━━━━━ Data in this exercise ━━━━━
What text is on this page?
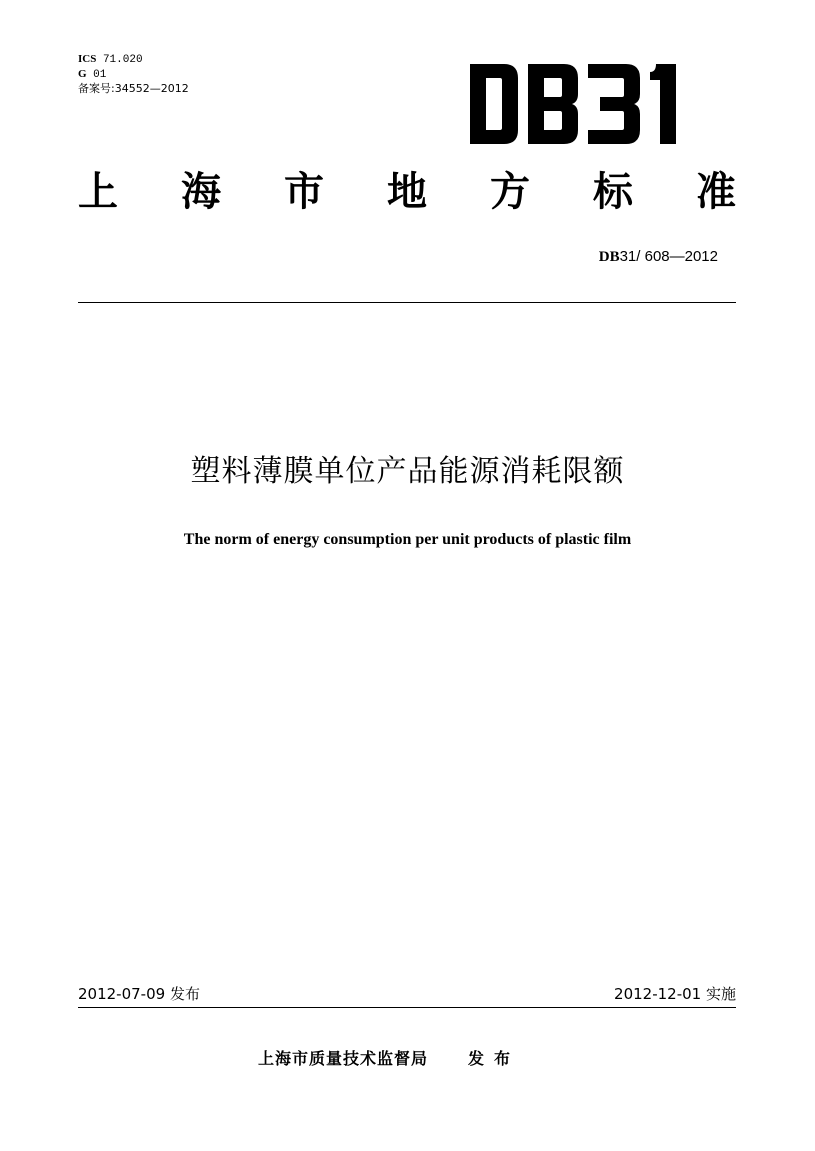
ICS 71.020
G 01
备案号:34552—2012
上 海 市 地 方 标 准
DB31/ 608—2012
塑料薄膜单位产品能源消耗限额
The norm of energy consumption per unit products of plastic film
2012-07-09 发布	2012-12-01 实施
上海市质量技术监督局	发布
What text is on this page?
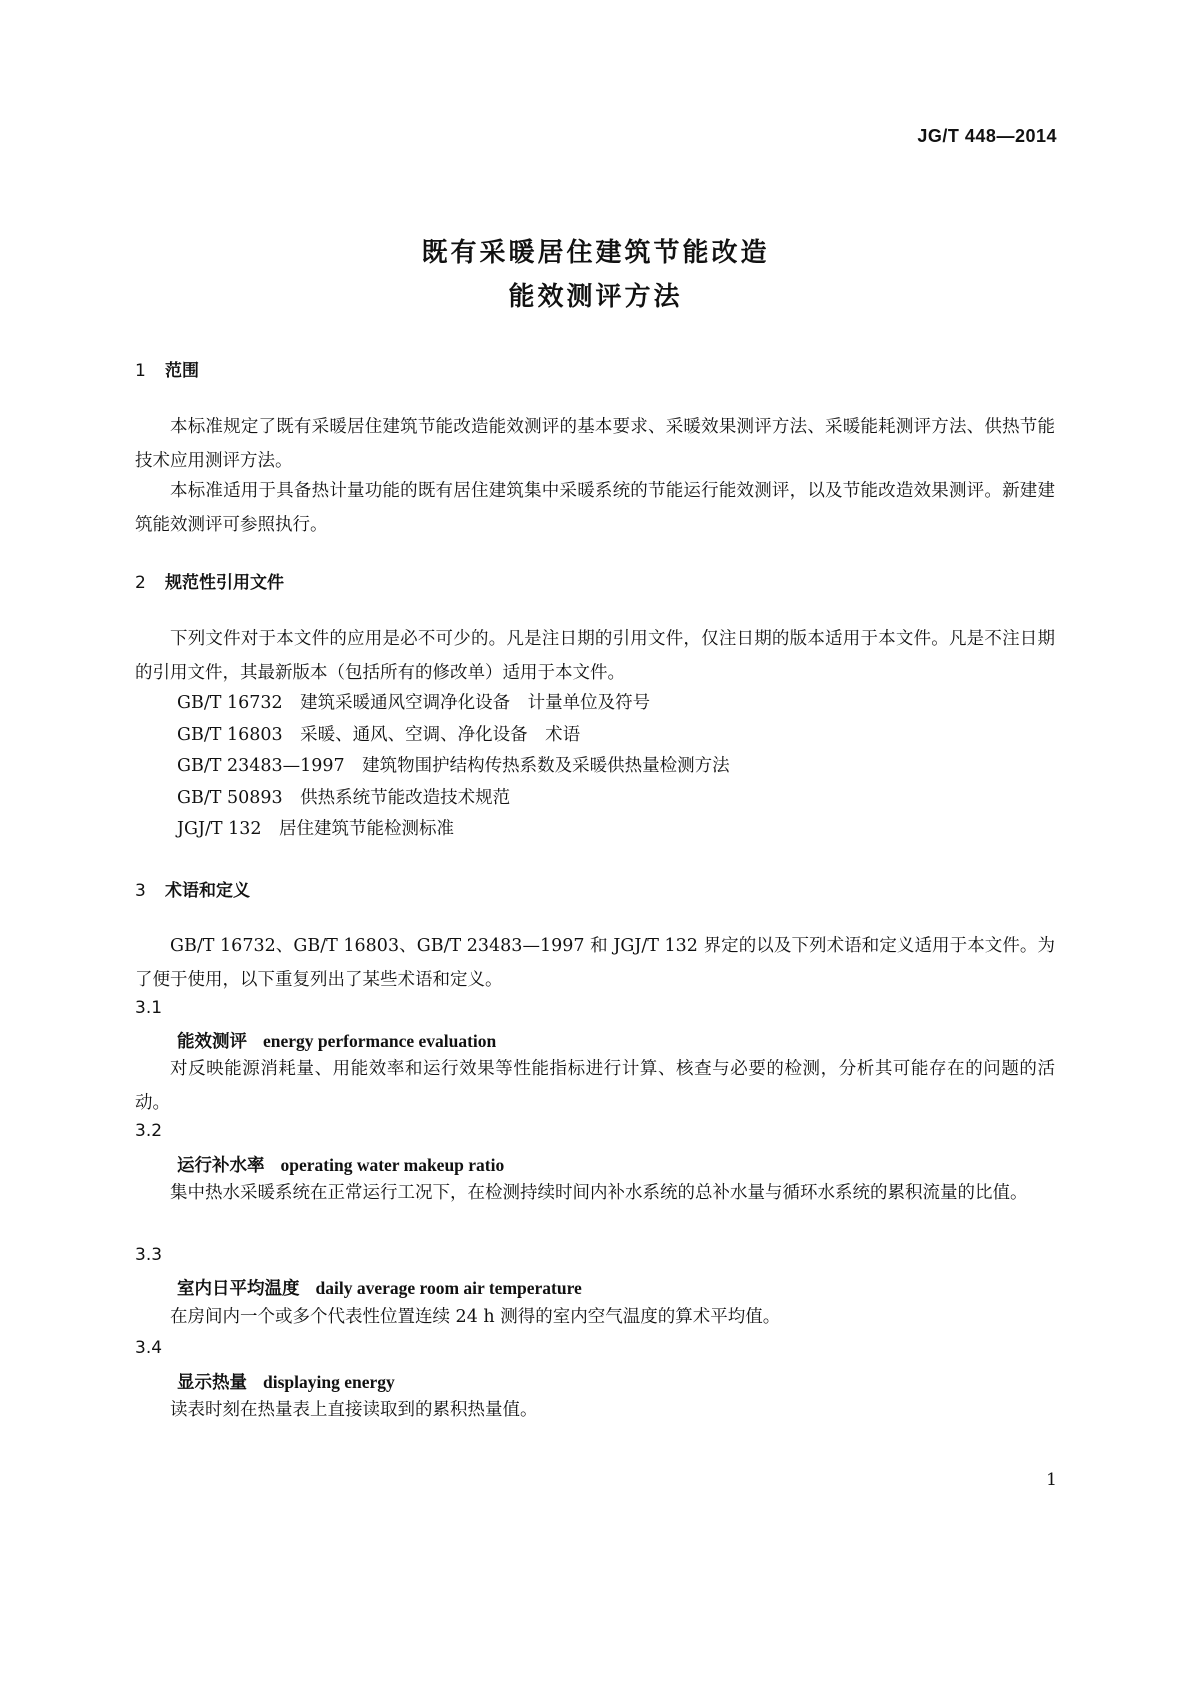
JG/T 448—2014
既有采暖居住建筑节能改造
能效测评方法
1 范围
本标准规定了既有采暖居住建筑节能改造能效测评的基本要求、采暖效果测评方法、采暖能耗测评方法、供热节能技术应用测评方法。
本标准适用于具备热计量功能的既有居住建筑集中采暖系统的节能运行能效测评，以及节能改造效果测评。新建建筑能效测评可参照执行。
2 规范性引用文件
下列文件对于本文件的应用是必不可少的。凡是注日期的引用文件，仅注日期的版本适用于本文件。凡是不注日期的引用文件，其最新版本（包括所有的修改单）适用于本文件。
GB/T 16732　建筑采暖通风空调净化设备　计量单位及符号
GB/T 16803　采暖、通风、空调、净化设备　术语
GB/T 23483—1997　建筑物围护结构传热系数及采暖供热量检测方法
GB/T 50893　供热系统节能改造技术规范
JGJ/T 132　居住建筑节能检测标准
3 术语和定义
GB/T 16732、GB/T 16803、GB/T 23483—1997 和 JGJ/T 132 界定的以及下列术语和定义适用于本文件。为了便于使用，以下重复列出了某些术语和定义。
3.1
能效测评 energy performance evaluation
对反映能源消耗量、用能效率和运行效果等性能指标进行计算、核查与必要的检测，分析其可能存在的问题的活动。
3.2
运行补水率 operating water makeup ratio
集中热水采暖系统在正常运行工况下，在检测持续时间内补水系统的总补水量与循环水系统的累积流量的比值。
3.3
室内日平均温度 daily average room air temperature
在房间内一个或多个代表性位置连续 24 h 测得的室内空气温度的算术平均值。
3.4
显示热量 displaying energy
读表时刻在热量表上直接读取到的累积热量值。
1
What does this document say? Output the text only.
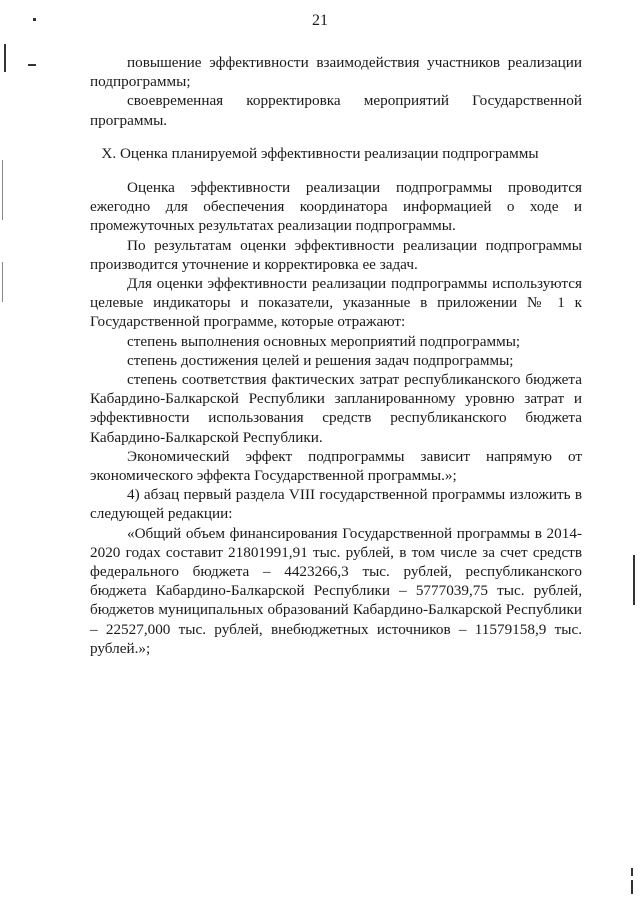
21

повышение эффективности взаимодействия участников реализации подпрограммы;

своевременная корректировка мероприятий Государственной программы.

X. Оценка планируемой эффективности реализации подпрограммы

Оценка эффективности реализации подпрограммы проводится ежегодно для обеспечения координатора информацией о ходе и промежуточных результатах реализации подпрограммы.

По результатам оценки эффективности реализации подпрограммы производится уточнение и корректировка ее задач.

Для оценки эффективности реализации подпрограммы используются целевые индикаторы и показатели, указанные в приложении № 1 к Государственной программе, которые отражают:

степень выполнения основных мероприятий подпрограммы;

степень достижения целей и решения задач подпрограммы;

степень соответствия фактических затрат республиканского бюджета Кабардино-Балкарской Республики запланированному уровню затрат и эффективности использования средств республиканского бюджета Кабардино-Балкарской Республики.

Экономический эффект подпрограммы зависит напрямую от экономического эффекта Государственной программы.»;

4) абзац первый раздела VIII государственной программы изложить в следующей редакции:

«Общий объем финансирования Государственной программы в 2014-2020 годах составит 21801991,91 тыс. рублей, в том числе за счет средств федерального бюджета – 4423266,3 тыс. рублей, республиканского бюджета Кабардино-Балкарской Республики – 5777039,75 тыс. рублей, бюджетов муниципальных образований Кабардино-Балкарской Республики – 22527,000 тыс. рублей, внебюджетных источников – 11579158,9 тыс. рублей.»;
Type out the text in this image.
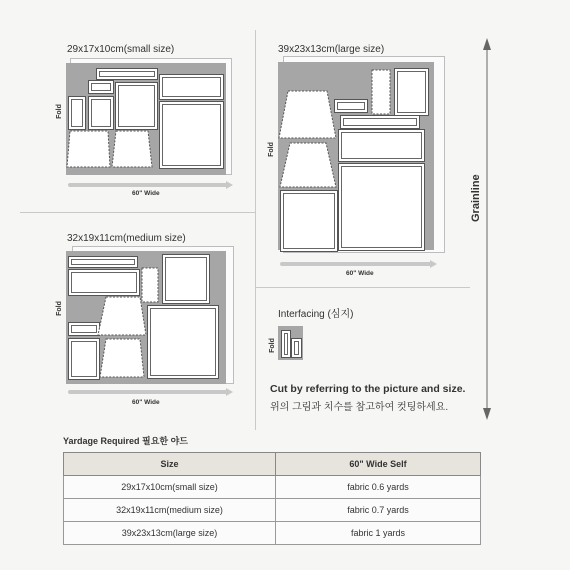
29x17x10cm(small size)
Fold
60" Wide
39x23x13cm(large size)
Fold
60" Wide
32x19x11cm(medium size)
Fold
60" Wide
Interfacing (심지)
Fold
Cut by referring to the picture and size.
위의 그림과 치수를 참고하여 컷팅하세요.
Grainline
Yardage Required 필요한 야드
Size	60" Wide Self
29x17x10cm(small size)	fabric 0.6 yards
32x19x11cm(medium size)	fabric 0.7 yards
39x23x13cm(large size)	fabric 1 yards
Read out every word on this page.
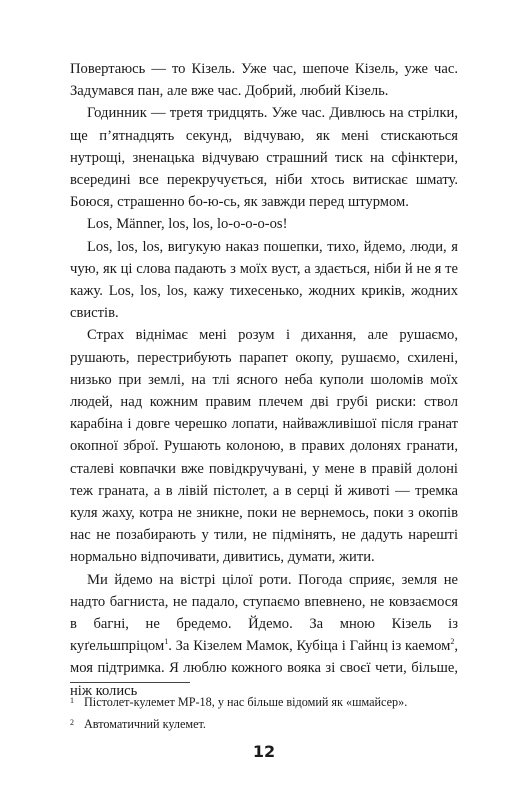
Повертаюсь — то Кізель. Уже час, шепоче Кізель, уже час. Задумався пан, але вже час. Добрий, любий Кізель.

Годинник — третя тридцять. Уже час. Дивлюсь на стрілки, ще п’ятнадцять секунд, відчуваю, як мені стискаються нутрощі, зненацька відчуваю страшний тиск на сфінктери, всередині все перекручується, ніби хтось витискає шмату. Боюся, страшенно бо-ю-сь, як завжди перед штурмом.

Los, Männer, los, los, lo-o-o-o-os!

Los, los, los, вигукую наказ пошепки, тихо, йдемо, люди, я чую, як ці слова падають з моїх вуст, а здається, ніби й не я те кажу. Los, los, los, кажу тихесенько, жодних криків, жодних свистів.

Страх віднімає мені розум і дихання, але рушаємо, рушають, перестрибують парапет окопу, рушаємо, схилені, низько при землі, на тлі ясного неба куполи шоломів моїх людей, над кожним правим плечем дві грубі риски: ствол карабіна і довге черешко лопати, найважливішої після гранат окопної зброї. Рушають колоною, в правих долонях гранати, сталеві ковпачки вже повідкручувані, у мене в правій долоні теж граната, а в лівій пістолет, а в серці й животі — тремка куля жаху, котра не зникне, поки не вернемось, поки з окопів нас не позабирають у тили, не підмінять, не дадуть нарешті нормально відпочивати, дивитись, думати, жити.

Ми йдемо на вістрі цілої роти. Погода сприяє, земля не надто багниста, не падало, ступаємо впевнено, не ковзаємося в багні, не бредемо. Йдемо. За мною Кізель із куґельшпріцом$^1$. За Кізелем Мамок, Кубіца і Гайнц із каемом$^2$, моя підтримка. Я люблю кожного вояка зі своєї чети, більше, ніж колись

1 Пістолет-кулемет МР-18, у нас більше відомий як «шмайсер».
2 Автоматичний кулемет.
12
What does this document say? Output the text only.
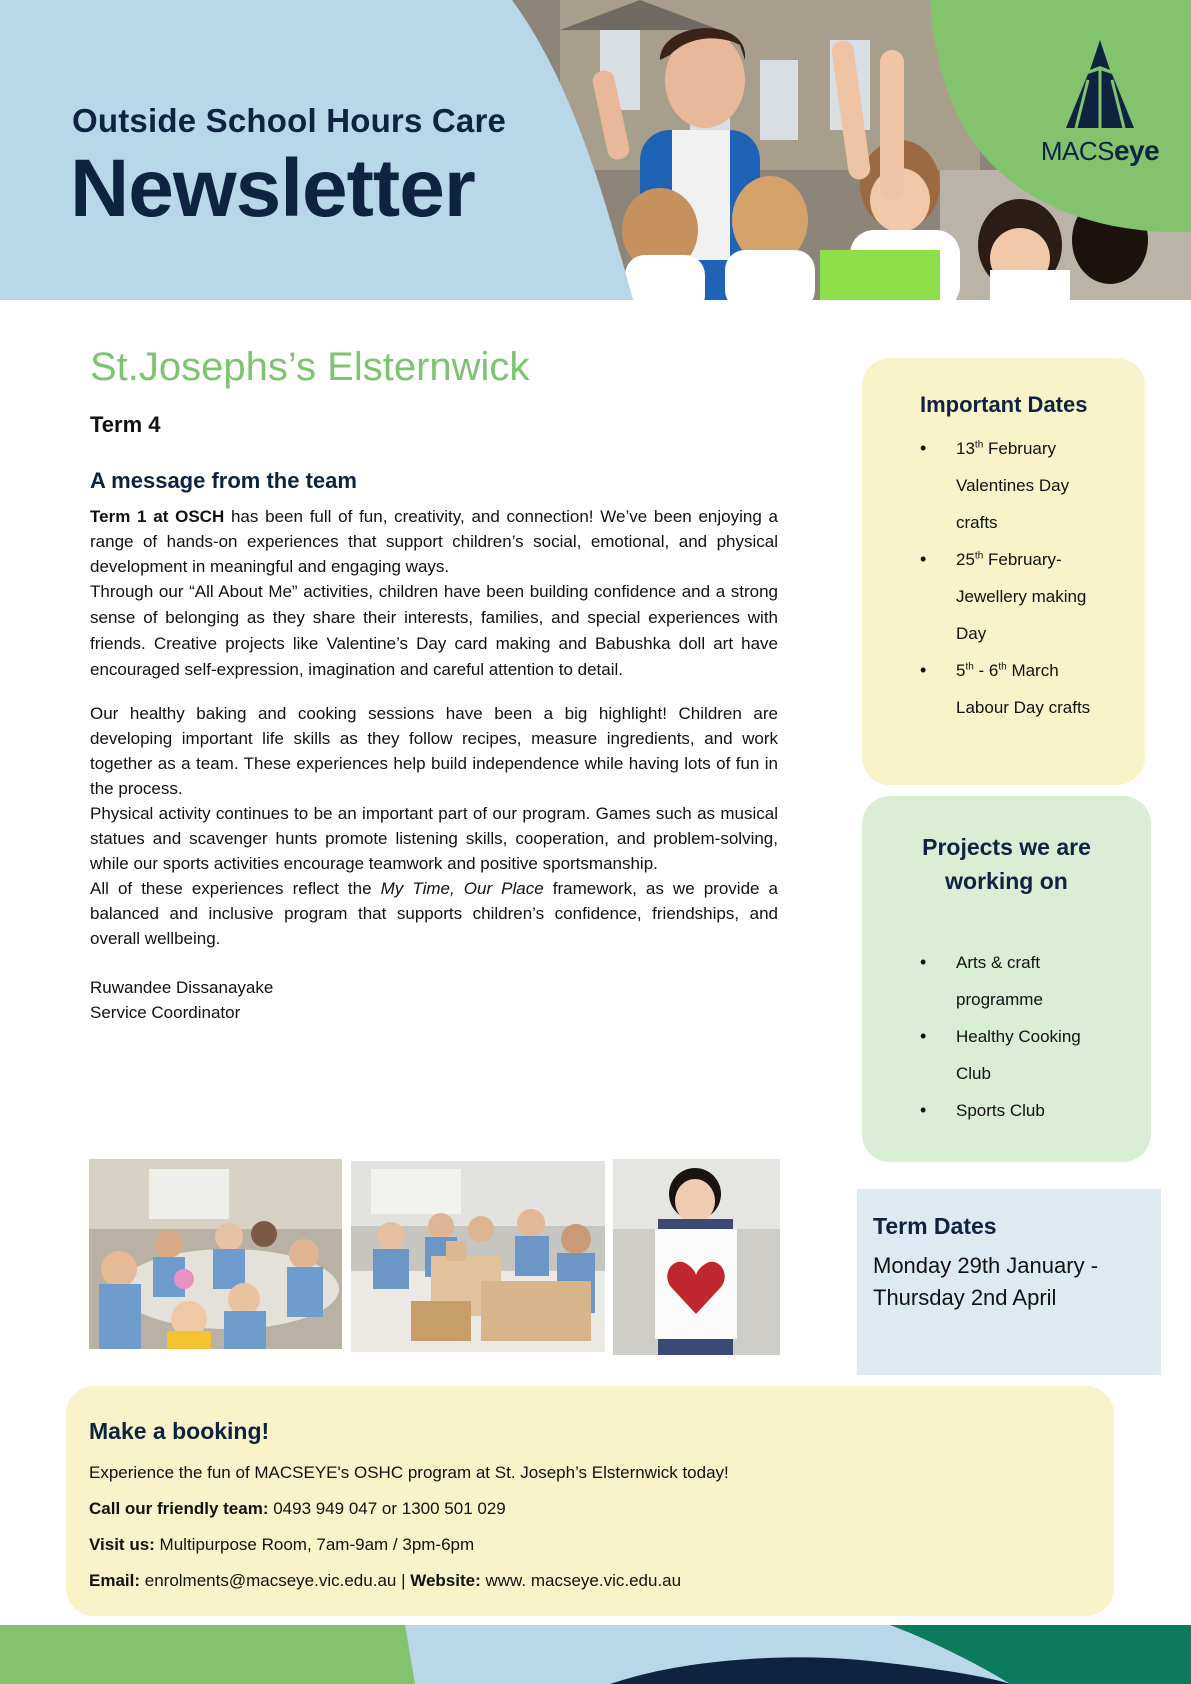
Outside School Hours Care
Newsletter	MACSeye
St.Josephs’s Elsternwick
Term 4
A message from the team

Term 1 at OSCH has been full of fun, creativity, and connection! We’ve been enjoying a range of hands-on experiences that support children’s social, emotional, and physical development in meaningful and engaging ways.

Through our “All About Me” activities, children have been building confidence and a strong sense of belonging as they share their interests, families, and special experiences with friends. Creative projects like Valentine’s Day card making and Babushka doll art have encouraged self-expression, imagination and careful attention to detail.

Our healthy baking and cooking sessions have been a big highlight! Children are developing important life skills as they follow recipes, measure ingredients, and work together as a team. These experiences help build independence while having lots of fun in the process.

Physical activity continues to be an important part of our program. Games such as musical statues and scavenger hunts promote listening skills, cooperation, and problem-solving, while our sports activities encourage teamwork and positive sportsmanship.

All of these experiences reflect the My Time, Our Place framework, as we provide a balanced and inclusive program that supports children’s confidence, friendships, and overall wellbeing.

Ruwandee Dissanayake
Service Coordinator
Important Dates
• 13th February
Valentines Day
crafts
• 25th February-
Jewellery making
Day
• 5th - 6th March
Labour Day crafts
Projects we are
working on
• Arts & craft
programme
• Healthy Cooking
Club
• Sports Club
Term Dates
Monday 29th January -
Thursday 2nd April
Make a booking!
Experience the fun of MACSEYE's OSHC program at St. Joseph’s Elsternwick today!
Call our friendly team: 0493 949 047 or 1300 501 029
Visit us: Multipurpose Room, 7am-9am / 3pm-6pm
Email: enrolments@macseye.vic.edu.au | Website: www. macseye.vic.edu.au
━━━━━
Return only those lines of the records that contain the string "large".

• Result of this exercise:
39x23x13cm(large size)
39x23x13cm(large size)	fabric 1 yards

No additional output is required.